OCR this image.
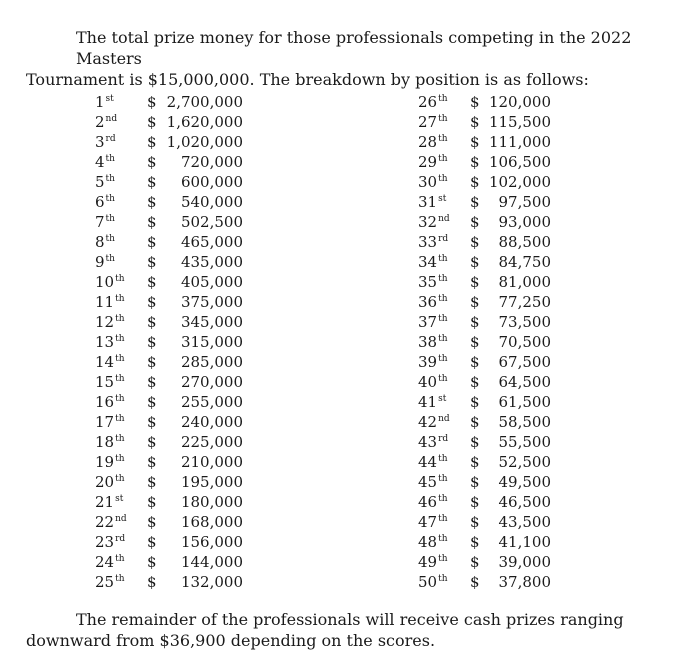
The total prize money for those professionals competing in the 2022 Masters
Tournament is $15,000,000. The breakdown by position is as follows:

1st $ 2,700,000
2nd $ 1,620,000
3rd $ 1,020,000
4th $	720,000
5th $	600,000
6th $	540,000
7th $	502,500
8th $	465,000
9th $	435,000
10th $	405,000
11th $	375,000
12th $	345,000
13th $	315,000
14th $	285,000
15th $	270,000
16th $	255,000
17th $	240,000
18th $	225,000
19th $	210,000
20th $	195,000
21st $	180,000
22nd $	168,000
23rd $	156,000
24th $	144,000
25th $	132,000
26th $ 120,000
27th $ 115,500
28th $ 111,000
29th $ 106,500
30th $ 102,000
31st $	97,500
32nd $	93,000
33rd $	88,500
34th $	84,750
35th $	81,000
36th $	77,250
37th $	73,500
38th $	70,500
39th $	67,500
40th $	64,500
41st $	61,500
42nd $	58,500
43rd $	55,500
44th $	52,500
45th $	49,500
46th $	46,500
47th $	43,500
48th $	41,100
49th $	39,000
50th $	37,800

The remainder of the professionals will receive cash prizes ranging
downward from $36,900 depending on the scores.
=======
Without including any pictures, reproduce the listing exactly.

→ **Problem solution**:
OCR this image.
The total prize money for those professionals competing in the 2022 Masters
Tournament is $15,000,000. The breakdown by position is as follows:

1st $ 2,700,000
2nd $ 1,620,000
3rd $ 1,020,000
4th $	720,000
5th $	600,000
6th $	540,000
7th $	502,500
8th $	465,000
9th $	435,000
10th $	405,000
11th $	375,000
12th $	345,000
13th $	315,000
14th $	285,000
15th $	270,000
16th $	255,000
17th $	240,000
18th $	225,000
19th $	210,000
20th $	195,000
21st $	180,000
22nd $	168,000
23rd $	156,000
24th $	144,000
25th $	132,000
26th $ 120,000
27th $ 115,500
28th $ 111,000
29th $ 106,500
30th $ 102,000
31st $	97,500
32nd $	93,000
33rd $	88,500
34th $	84,750
35th $	81,000
36th $	77,250
37th $	73,500
38th $	70,500
39th $	67,500
40th $	64,500
41st $	61,500
42nd $	58,500
43rd $	55,500
44th $	52,500
45th $	49,500
46th $	46,500
47th $	43,500
48th $	41,100
49th $	39,000
50th $	37,800

The remainder of the professionals will receive cash prizes ranging
downward from $36,900 depending on the scores.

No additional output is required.